→ Goal: Reproduce the items from the first line through the line containing "615, 1077, 629]", both ends included.

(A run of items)
------------------------

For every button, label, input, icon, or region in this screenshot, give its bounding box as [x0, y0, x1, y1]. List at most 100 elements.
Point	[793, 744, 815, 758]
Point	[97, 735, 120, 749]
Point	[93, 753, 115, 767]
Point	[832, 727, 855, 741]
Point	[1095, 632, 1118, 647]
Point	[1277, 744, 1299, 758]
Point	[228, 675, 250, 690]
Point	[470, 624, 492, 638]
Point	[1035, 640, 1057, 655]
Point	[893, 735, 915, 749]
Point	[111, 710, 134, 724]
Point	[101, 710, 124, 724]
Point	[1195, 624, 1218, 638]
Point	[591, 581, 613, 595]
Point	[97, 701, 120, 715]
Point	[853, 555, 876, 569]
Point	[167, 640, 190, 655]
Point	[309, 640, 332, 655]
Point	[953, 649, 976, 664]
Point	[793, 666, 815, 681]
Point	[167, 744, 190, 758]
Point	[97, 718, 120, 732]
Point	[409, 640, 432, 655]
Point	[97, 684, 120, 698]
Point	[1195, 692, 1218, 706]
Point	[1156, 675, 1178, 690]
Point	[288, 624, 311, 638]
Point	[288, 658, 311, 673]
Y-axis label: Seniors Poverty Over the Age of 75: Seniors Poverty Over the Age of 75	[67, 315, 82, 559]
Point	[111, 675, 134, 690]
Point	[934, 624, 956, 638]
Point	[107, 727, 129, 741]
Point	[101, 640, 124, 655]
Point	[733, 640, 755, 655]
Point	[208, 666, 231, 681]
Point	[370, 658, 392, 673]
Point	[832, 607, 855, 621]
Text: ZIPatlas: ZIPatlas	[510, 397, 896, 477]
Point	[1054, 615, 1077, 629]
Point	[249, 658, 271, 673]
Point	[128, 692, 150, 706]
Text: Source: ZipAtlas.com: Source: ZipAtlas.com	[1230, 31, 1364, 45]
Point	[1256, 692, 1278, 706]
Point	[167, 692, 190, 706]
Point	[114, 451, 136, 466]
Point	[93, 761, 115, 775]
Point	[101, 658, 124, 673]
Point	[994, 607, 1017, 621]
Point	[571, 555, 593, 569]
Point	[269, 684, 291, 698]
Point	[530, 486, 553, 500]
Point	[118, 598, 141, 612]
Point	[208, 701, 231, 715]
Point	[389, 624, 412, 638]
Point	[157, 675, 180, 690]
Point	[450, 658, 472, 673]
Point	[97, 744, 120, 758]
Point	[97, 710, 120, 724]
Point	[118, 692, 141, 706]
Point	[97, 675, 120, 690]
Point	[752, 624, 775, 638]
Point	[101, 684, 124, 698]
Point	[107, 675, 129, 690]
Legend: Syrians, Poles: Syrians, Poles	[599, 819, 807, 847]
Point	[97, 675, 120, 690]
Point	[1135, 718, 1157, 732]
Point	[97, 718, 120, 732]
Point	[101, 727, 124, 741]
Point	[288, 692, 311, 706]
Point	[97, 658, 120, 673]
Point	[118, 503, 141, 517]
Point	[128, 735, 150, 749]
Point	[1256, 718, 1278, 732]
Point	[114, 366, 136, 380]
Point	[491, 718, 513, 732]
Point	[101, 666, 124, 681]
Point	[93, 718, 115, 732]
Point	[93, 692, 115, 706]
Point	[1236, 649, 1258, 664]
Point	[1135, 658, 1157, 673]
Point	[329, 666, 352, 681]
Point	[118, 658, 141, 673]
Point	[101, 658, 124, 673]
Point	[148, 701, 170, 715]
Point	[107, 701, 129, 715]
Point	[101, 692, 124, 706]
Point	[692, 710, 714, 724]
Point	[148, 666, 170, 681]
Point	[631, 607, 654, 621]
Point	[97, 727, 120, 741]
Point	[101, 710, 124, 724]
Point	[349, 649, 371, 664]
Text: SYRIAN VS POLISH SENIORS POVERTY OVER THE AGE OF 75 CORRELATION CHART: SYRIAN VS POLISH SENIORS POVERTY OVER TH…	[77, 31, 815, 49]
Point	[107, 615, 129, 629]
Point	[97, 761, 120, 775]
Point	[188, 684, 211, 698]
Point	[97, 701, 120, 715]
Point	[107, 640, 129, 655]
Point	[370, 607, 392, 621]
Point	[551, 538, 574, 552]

------------------------

→ Output below:
For every button, label, input, icon, or region in this screenshot, give its bounding box as [x0, y0, x1, y1]. List at most 100 elements.
Point	[793, 744, 815, 758]
Point	[97, 735, 120, 749]
Point	[93, 753, 115, 767]
Point	[832, 727, 855, 741]
Point	[1095, 632, 1118, 647]
Point	[1277, 744, 1299, 758]
Point	[228, 675, 250, 690]
Point	[470, 624, 492, 638]
Point	[1035, 640, 1057, 655]
Point	[893, 735, 915, 749]
Point	[111, 710, 134, 724]
Point	[101, 710, 124, 724]
Point	[1195, 624, 1218, 638]
Point	[591, 581, 613, 595]
Point	[97, 701, 120, 715]
Point	[853, 555, 876, 569]
Point	[167, 640, 190, 655]
Point	[309, 640, 332, 655]
Point	[953, 649, 976, 664]
Point	[793, 666, 815, 681]
Point	[167, 744, 190, 758]
Point	[97, 718, 120, 732]
Point	[409, 640, 432, 655]
Point	[97, 684, 120, 698]
Point	[1195, 692, 1218, 706]
Point	[1156, 675, 1178, 690]
Point	[288, 624, 311, 638]
Point	[288, 658, 311, 673]
Y-axis label: Seniors Poverty Over the Age of 75: Seniors Poverty Over the Age of 75	[67, 315, 82, 559]
Point	[111, 675, 134, 690]
Point	[934, 624, 956, 638]
Point	[107, 727, 129, 741]
Point	[101, 640, 124, 655]
Point	[733, 640, 755, 655]
Point	[208, 666, 231, 681]
Point	[370, 658, 392, 673]
Point	[832, 607, 855, 621]
Text: ZIPatlas: ZIPatlas	[510, 397, 896, 477]
Point	[1054, 615, 1077, 629]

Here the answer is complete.